— START Provided data —

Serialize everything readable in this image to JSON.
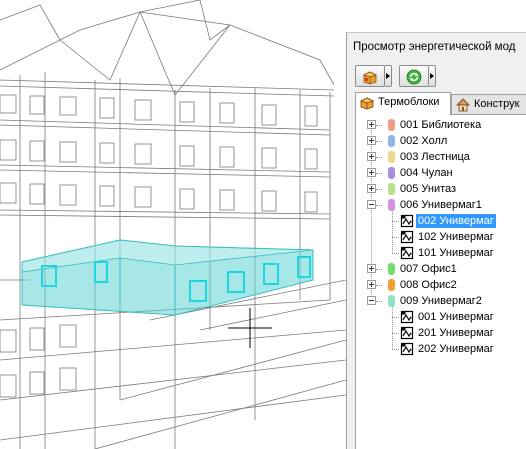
{
  "panel": {
    "title": "Просмотр энергетической мод"
  },
  "toolbar": {
    "buttons": [
      {
        "icon": "energy-model-icon"
      },
      {
        "icon": "refresh-icon"
      }
    ]
  },
  "tabs": [
    {
      "label": "Термоблоки",
      "icon": "thermal-blocks-icon",
      "active": true
    },
    {
      "label": "Конструк",
      "icon": "house-icon",
      "active": false
    }
  ],
  "tree": [
    {
      "label": "001 Библиотека",
      "color": "#ee9c86",
      "expanded": false,
      "children": []
    },
    {
      "label": "002 Холл",
      "color": "#8fb4e8",
      "expanded": false,
      "children": []
    },
    {
      "label": "003 Лестница",
      "color": "#ecd98c",
      "expanded": false,
      "children": []
    },
    {
      "label": "004 Чулан",
      "color": "#a98be0",
      "expanded": false,
      "children": []
    },
    {
      "label": "005 Унитаз",
      "color": "#b9e38a",
      "expanded": false,
      "children": []
    },
    {
      "label": "006 Универмаг1",
      "color": "#d690e0",
      "expanded": true,
      "children": [
        {
          "label": "002 Универмаг",
          "selected": true
        },
        {
          "label": "102 Универмаг",
          "selected": false
        },
        {
          "label": "101 Универмаг",
          "selected": false
        }
      ]
    },
    {
      "label": "007 Офис1",
      "color": "#75dc72",
      "expanded": false,
      "children": []
    },
    {
      "label": "008 Офис2",
      "color": "#f0a030",
      "expanded": false,
      "children": []
    },
    {
      "label": "009 Универмаг2",
      "color": "#8fe2c4",
      "expanded": true,
      "children": [
        {
          "label": "001 Универмаг",
          "selected": false
        },
        {
          "label": "201 Универмаг",
          "selected": false
        },
        {
          "label": "202 Универмаг",
          "selected": false
        }
      ]
    }
  ],
  "viewport": {
    "highlight_color": "#5fd4d4"
  }
}
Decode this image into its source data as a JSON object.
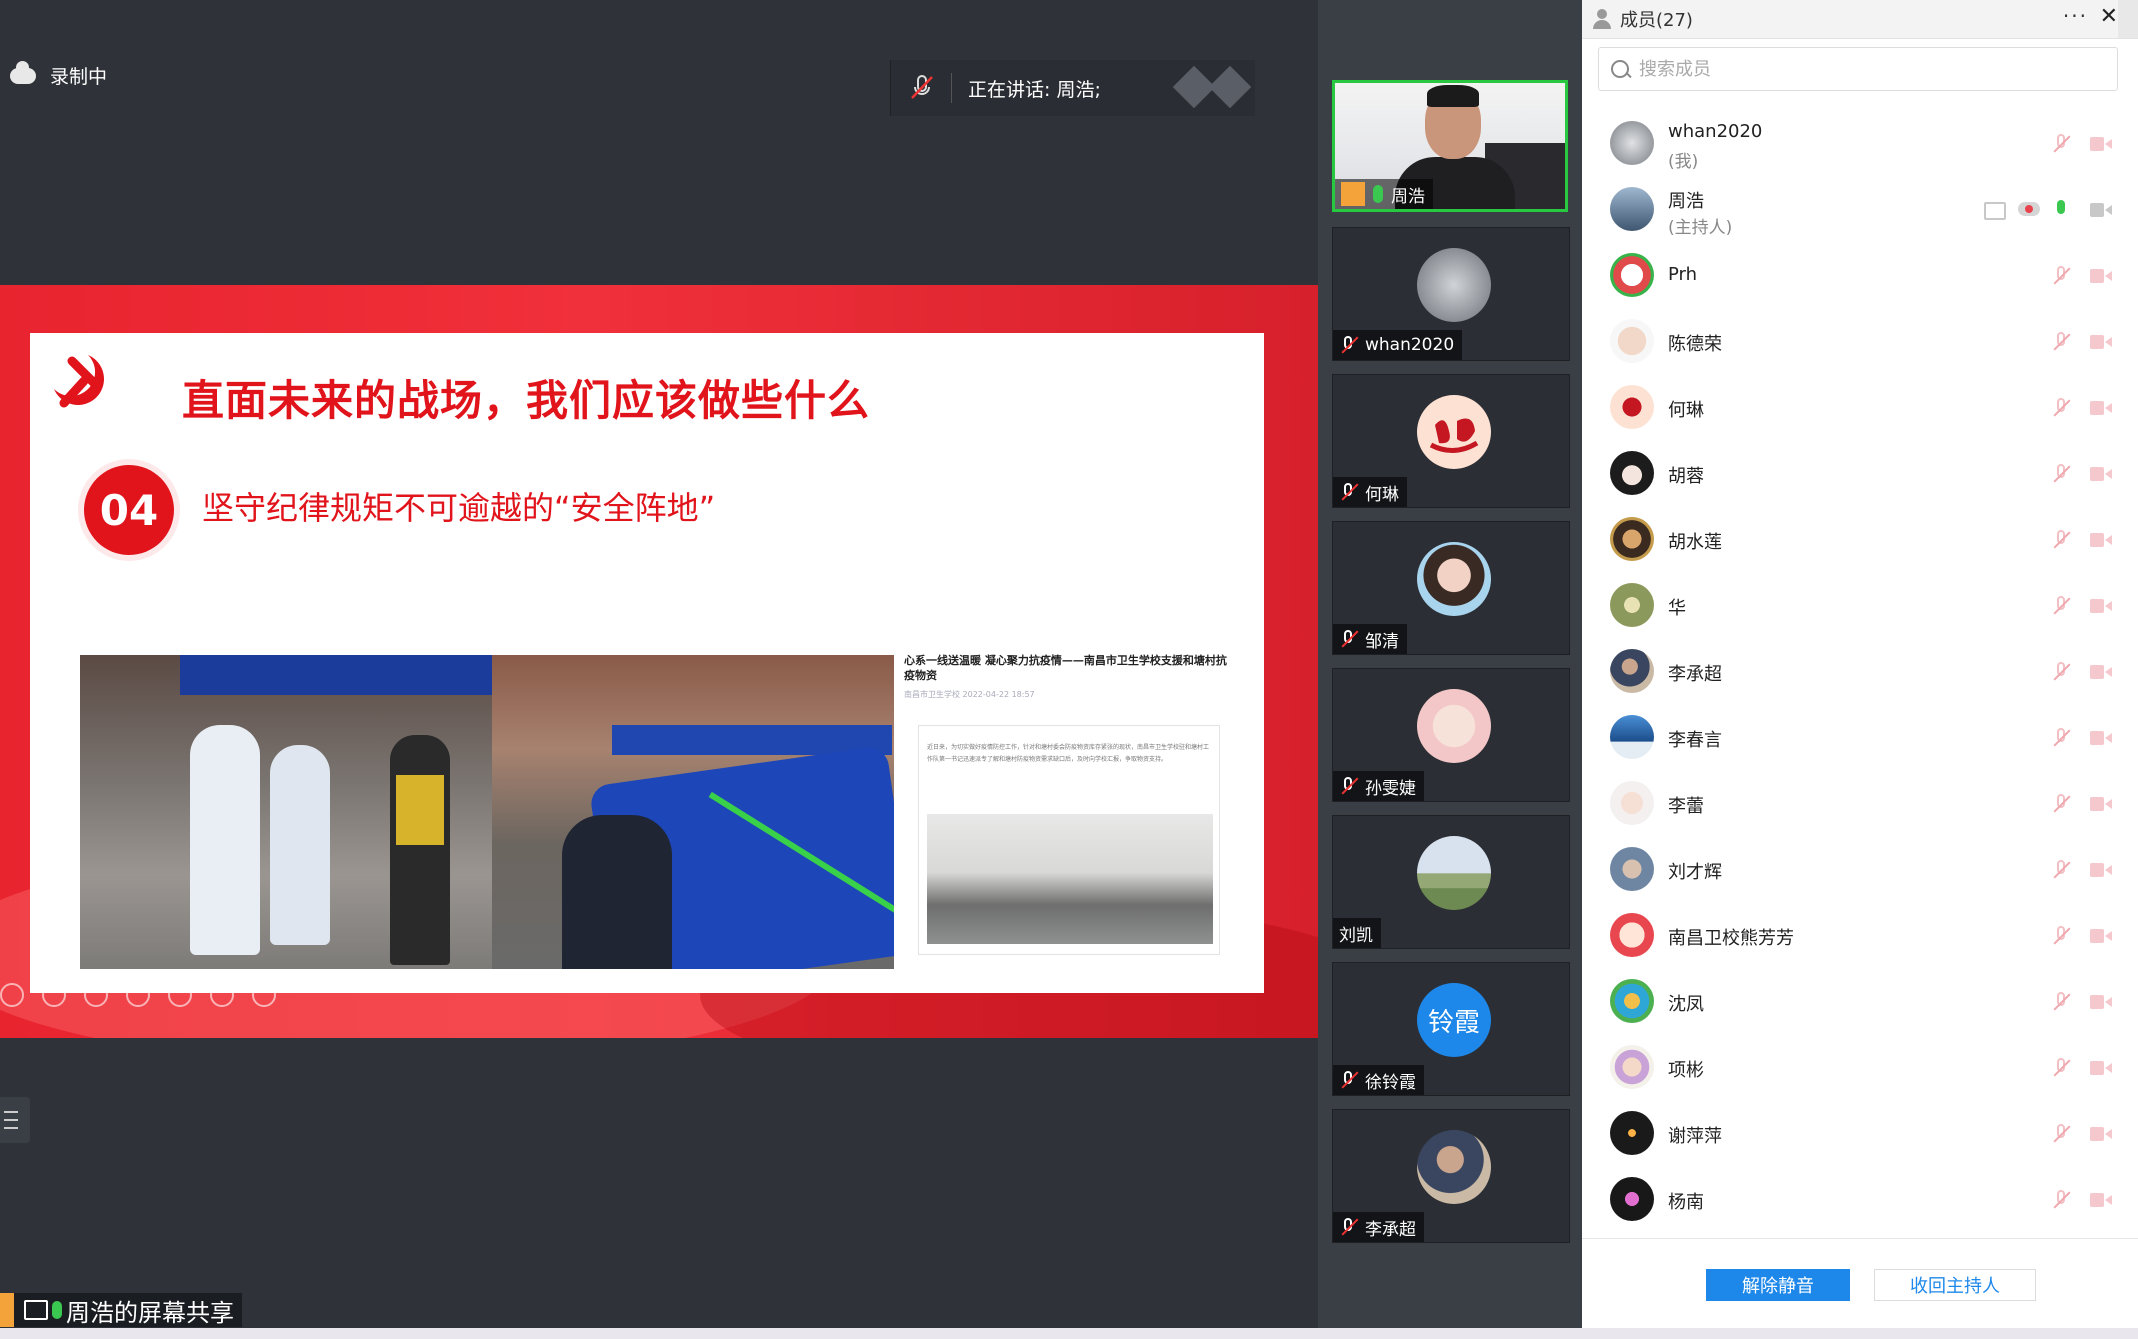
{
  "recording": {
    "label": "录制中"
  },
  "speaking": {
    "label": "正在讲话: 周浩;"
  },
  "slide": {
    "title": "直面未来的战场，我们应该做些什么",
    "number": "04",
    "subtitle": "坚守纪律规矩不可逾越的“安全阵地”",
    "article_headline": "心系一线送温暖 凝心聚力抗疫情——南昌市卫生学校支援和塘村抗疫物资",
    "article_meta": "南昌市卫生学校  2022-04-22 18:57",
    "article_text": "近日来，为切实做好疫情防控工作，针对和塘村委会防疫物资库存紧张的现状，南昌市卫生学校驻和塘村工作队第一书记迅速派专了解和塘村防疫物资需求缺口后，及时向学校汇报，争取物资支持。"
  },
  "share_label": "周浩的屏幕共享",
  "video_tiles": [
    {
      "name": "周浩",
      "active": true
    },
    {
      "name": "whan2020"
    },
    {
      "name": "何琳"
    },
    {
      "name": "邹清"
    },
    {
      "name": "孙雯婕"
    },
    {
      "name": "刘凯"
    },
    {
      "name": "徐铃霞",
      "avatar_text": "铃霞"
    },
    {
      "name": "李承超"
    }
  ],
  "panel": {
    "title": "成员(27)",
    "more": "···",
    "close": "✕",
    "search_placeholder": "搜索成员",
    "unmute_label": "解除静音",
    "reclaim_host_label": "收回主持人"
  },
  "members": [
    {
      "name": "whan2020",
      "role": "(我)"
    },
    {
      "name": "周浩",
      "role": "(主持人)"
    },
    {
      "name": "Prh"
    },
    {
      "name": "陈德荣"
    },
    {
      "name": "何琳"
    },
    {
      "name": "胡蓉"
    },
    {
      "name": "胡水莲"
    },
    {
      "name": "华"
    },
    {
      "name": "李承超"
    },
    {
      "name": "李春言"
    },
    {
      "name": "李蕾"
    },
    {
      "name": "刘才辉"
    },
    {
      "name": "南昌卫校熊芳芳"
    },
    {
      "name": "沈凤"
    },
    {
      "name": "项彬"
    },
    {
      "name": "谢萍萍"
    },
    {
      "name": "杨南"
    }
  ],
  "colors": {
    "accent": "#1e88ea",
    "slide_red": "#e1141c",
    "live_green": "#28c840"
  }
}
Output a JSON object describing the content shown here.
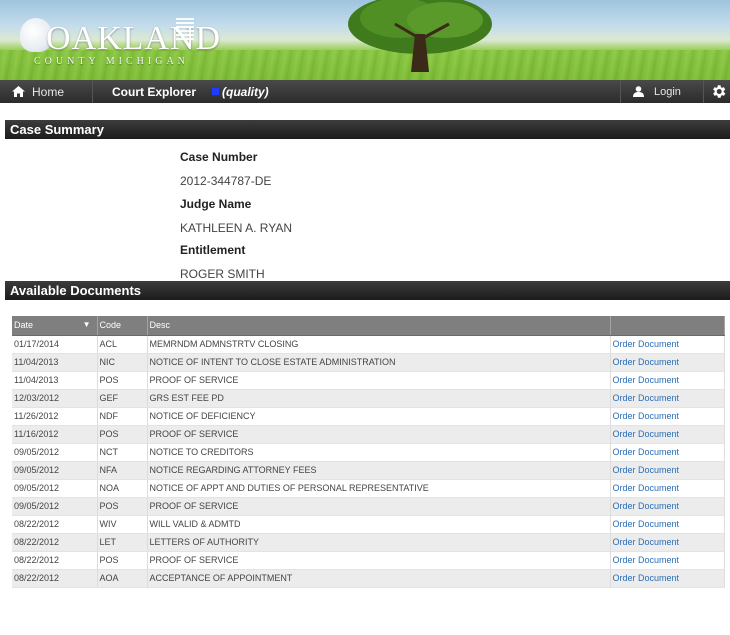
{
  "header": {
    "logo_word": "OAKLAND",
    "logo_sub": "COUNTY MICHIGAN"
  },
  "nav": {
    "home_label": "Home",
    "app_title": "Court Explorer",
    "env_badge": "(quality)",
    "login_label": "Login"
  },
  "case_summary": {
    "title": "Case Summary",
    "case_number_label": "Case Number",
    "case_number": "2012-344787-DE",
    "judge_label": "Judge Name",
    "judge": "KATHLEEN A. RYAN",
    "entitlement_label": "Entitlement",
    "entitlement": "ROGER SMITH"
  },
  "documents": {
    "title": "Available Documents",
    "columns": [
      "Date",
      "Code",
      "Desc",
      ""
    ],
    "rows": [
      {
        "date": "01/17/2014",
        "code": "ACL",
        "desc": "MEMRNDM ADMNSTRTV CLOSING",
        "action": "Order Document"
      },
      {
        "date": "11/04/2013",
        "code": "NIC",
        "desc": "NOTICE OF INTENT TO CLOSE ESTATE ADMINISTRATION",
        "action": "Order Document"
      },
      {
        "date": "11/04/2013",
        "code": "POS",
        "desc": "PROOF OF SERVICE",
        "action": "Order Document"
      },
      {
        "date": "12/03/2012",
        "code": "GEF",
        "desc": "GRS EST FEE PD",
        "action": "Order Document"
      },
      {
        "date": "11/26/2012",
        "code": "NDF",
        "desc": "NOTICE OF DEFICIENCY",
        "action": "Order Document"
      },
      {
        "date": "11/16/2012",
        "code": "POS",
        "desc": "PROOF OF SERVICE",
        "action": "Order Document"
      },
      {
        "date": "09/05/2012",
        "code": "NCT",
        "desc": "NOTICE TO CREDITORS",
        "action": "Order Document"
      },
      {
        "date": "09/05/2012",
        "code": "NFA",
        "desc": "NOTICE REGARDING ATTORNEY FEES",
        "action": "Order Document"
      },
      {
        "date": "09/05/2012",
        "code": "NOA",
        "desc": "NOTICE OF APPT AND DUTIES OF PERSONAL REPRESENTATIVE",
        "action": "Order Document"
      },
      {
        "date": "09/05/2012",
        "code": "POS",
        "desc": "PROOF OF SERVICE",
        "action": "Order Document"
      },
      {
        "date": "08/22/2012",
        "code": "WIV",
        "desc": "WILL VALID & ADMTD",
        "action": "Order Document"
      },
      {
        "date": "08/22/2012",
        "code": "LET",
        "desc": "LETTERS OF AUTHORITY",
        "action": "Order Document"
      },
      {
        "date": "08/22/2012",
        "code": "POS",
        "desc": "PROOF OF SERVICE",
        "action": "Order Document"
      },
      {
        "date": "08/22/2012",
        "code": "AOA",
        "desc": "ACCEPTANCE OF APPOINTMENT",
        "action": "Order Document"
      }
    ]
  },
  "colors": {
    "nav_bg": "#2b2b2b",
    "header_bar": "#1c1c1c",
    "table_header": "#7f7f7f",
    "link": "#2a6db8",
    "env_dot": "#1f3dff"
  },
  "icons": {
    "home": "home-icon",
    "login": "user-icon",
    "settings": "gear-icon",
    "sort": "sort-down-icon"
  }
}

— END Provided data —

Goal
Pictures are to be left out; all else in the entries above is to be quoted exactly.

The solution
Serialize everything readable in this image to JSON.
{
  "panel": {
    "title": "Просмотр энергетической мод"
  },
  "toolbar": {
    "buttons": [
      {
        "icon": "energy-model-icon"
      },
      {
        "icon": "refresh-icon"
      }
    ]
  },
  "tabs": [
    {
      "label": "Термоблоки",
      "icon": "thermal-blocks-icon",
      "active": true
    },
    {
      "label": "Конструк",
      "icon": "house-icon",
      "active": false
    }
  ],
  "tree": [
    {
      "label": "001 Библиотека",
      "color": "#ee9c86",
      "expanded": false,
      "children": []
    },
    {
      "label": "002 Холл",
      "color": "#8fb4e8",
      "expanded": false,
      "children": []
    },
    {
      "label": "003 Лестница",
      "color": "#ecd98c",
      "expanded": false,
      "children": []
    },
    {
      "label": "004 Чулан",
      "color": "#a98be0",
      "expanded": false,
      "children": []
    },
    {
      "label": "005 Унитаз",
      "color": "#b9e38a",
      "expanded": false,
      "children": []
    },
    {
      "label": "006 Универмаг1",
      "color": "#d690e0",
      "expanded": true,
      "children": [
        {
          "label": "002 Универмаг",
          "selected": true
        },
        {
          "label": "102 Универмаг",
          "selected": false
        },
        {
          "label": "101 Универмаг",
          "selected": false
        }
      ]
    },
    {
      "label": "007 Офис1",
      "color": "#75dc72",
      "expanded": false,
      "children": []
    },
    {
      "label": "008 Офис2",
      "color": "#f0a030",
      "expanded": false,
      "children": []
    },
    {
      "label": "009 Универмаг2",
      "color": "#8fe2c4",
      "expanded": true,
      "children": [
        {
          "label": "001 Универмаг",
          "selected": false
        },
        {
          "label": "201 Универмаг",
          "selected": false
        },
        {
          "label": "202 Универмаг",
          "selected": false
        }
      ]
    }
  ],
  "viewport": {
    "highlight_color": "#5fd4d4"
  }
}
Decode this image into its source data as a JSON object.
{
  "recording": {
    "label": "录制中"
  },
  "speaking": {
    "label": "正在讲话: 周浩;"
  },
  "slide": {
    "title": "直面未来的战场，我们应该做些什么",
    "number": "04",
    "subtitle": "坚守纪律规矩不可逾越的“安全阵地”",
    "article_headline": "心系一线送温暖 凝心聚力抗疫情——南昌市卫生学校支援和塘村抗疫物资",
    "article_meta": "南昌市卫生学校  2022-04-22 18:57",
    "article_text": "近日来，为切实做好疫情防控工作，针对和塘村委会防疫物资库存紧张的现状，南昌市卫生学校驻和塘村工作队第一书记迅速派专了解和塘村防疫物资需求缺口后，及时向学校汇报，争取物资支持。"
  },
  "share_label": "周浩的屏幕共享",
  "video_tiles": [
    {
      "name": "周浩",
      "active": true
    },
    {
      "name": "whan2020"
    },
    {
      "name": "何琳"
    },
    {
      "name": "邹清"
    },
    {
      "name": "孙雯婕"
    },
    {
      "name": "刘凯"
    },
    {
      "name": "徐铃霞",
      "avatar_text": "铃霞"
    },
    {
      "name": "李承超"
    }
  ],
  "panel": {
    "title": "成员(27)",
    "more": "···",
    "close": "✕",
    "search_placeholder": "搜索成员",
    "unmute_label": "解除静音",
    "reclaim_host_label": "收回主持人"
  },
  "members": [
    {
      "name": "whan2020",
      "role": "(我)"
    },
    {
      "name": "周浩",
      "role": "(主持人)"
    },
    {
      "name": "Prh"
    },
    {
      "name": "陈德荣"
    },
    {
      "name": "何琳"
    },
    {
      "name": "胡蓉"
    },
    {
      "name": "胡水莲"
    },
    {
      "name": "华"
    },
    {
      "name": "李承超"
    },
    {
      "name": "李春言"
    },
    {
      "name": "李蕾"
    },
    {
      "name": "刘才辉"
    },
    {
      "name": "南昌卫校熊芳芳"
    },
    {
      "name": "沈凤"
    },
    {
      "name": "项彬"
    },
    {
      "name": "谢萍萍"
    },
    {
      "name": "杨南"
    }
  ],
  "colors": {
    "accent": "#1e88ea",
    "slide_red": "#e1141c",
    "live_green": "#28c840"
  }
}
Output a JSON object describing the content shown here.
{
  "header": {
    "logo_word": "OAKLAND",
    "logo_sub": "COUNTY MICHIGAN"
  },
  "nav": {
    "home_label": "Home",
    "app_title": "Court Explorer",
    "env_badge": "(quality)",
    "login_label": "Login"
  },
  "case_summary": {
    "title": "Case Summary",
    "case_number_label": "Case Number",
    "case_number": "2012-344787-DE",
    "judge_label": "Judge Name",
    "judge": "KATHLEEN A. RYAN",
    "entitlement_label": "Entitlement",
    "entitlement": "ROGER SMITH"
  },
  "documents": {
    "title": "Available Documents",
    "columns": [
      "Date",
      "Code",
      "Desc",
      ""
    ],
    "rows": [
      {
        "date": "01/17/2014",
        "code": "ACL",
        "desc": "MEMRNDM ADMNSTRTV CLOSING",
        "action": "Order Document"
      },
      {
        "date": "11/04/2013",
        "code": "NIC",
        "desc": "NOTICE OF INTENT TO CLOSE ESTATE ADMINISTRATION",
        "action": "Order Document"
      },
      {
        "date": "11/04/2013",
        "code": "POS",
        "desc": "PROOF OF SERVICE",
        "action": "Order Document"
      },
      {
        "date": "12/03/2012",
        "code": "GEF",
        "desc": "GRS EST FEE PD",
        "action": "Order Document"
      },
      {
        "date": "11/26/2012",
        "code": "NDF",
        "desc": "NOTICE OF DEFICIENCY",
        "action": "Order Document"
      },
      {
        "date": "11/16/2012",
        "code": "POS",
        "desc": "PROOF OF SERVICE",
        "action": "Order Document"
      },
      {
        "date": "09/05/2012",
        "code": "NCT",
        "desc": "NOTICE TO CREDITORS",
        "action": "Order Document"
      },
      {
        "date": "09/05/2012",
        "code": "NFA",
        "desc": "NOTICE REGARDING ATTORNEY FEES",
        "action": "Order Document"
      },
      {
        "date": "09/05/2012",
        "code": "NOA",
        "desc": "NOTICE OF APPT AND DUTIES OF PERSONAL REPRESENTATIVE",
        "action": "Order Document"
      },
      {
        "date": "09/05/2012",
        "code": "POS",
        "desc": "PROOF OF SERVICE",
        "action": "Order Document"
      },
      {
        "date": "08/22/2012",
        "code": "WIV",
        "desc": "WILL VALID & ADMTD",
        "action": "Order Document"
      },
      {
        "date": "08/22/2012",
        "code": "LET",
        "desc": "LETTERS OF AUTHORITY",
        "action": "Order Document"
      },
      {
        "date": "08/22/2012",
        "code": "POS",
        "desc": "PROOF OF SERVICE",
        "action": "Order Document"
      },
      {
        "date": "08/22/2012",
        "code": "AOA",
        "desc": "ACCEPTANCE OF APPOINTMENT",
        "action": "Order Document"
      }
    ]
  },
  "colors": {
    "nav_bg": "#2b2b2b",
    "header_bar": "#1c1c1c",
    "table_header": "#7f7f7f",
    "link": "#2a6db8",
    "env_dot": "#1f3dff"
  },
  "icons": {
    "home": "home-icon",
    "login": "user-icon",
    "settings": "gear-icon",
    "sort": "sort-down-icon"
  }
}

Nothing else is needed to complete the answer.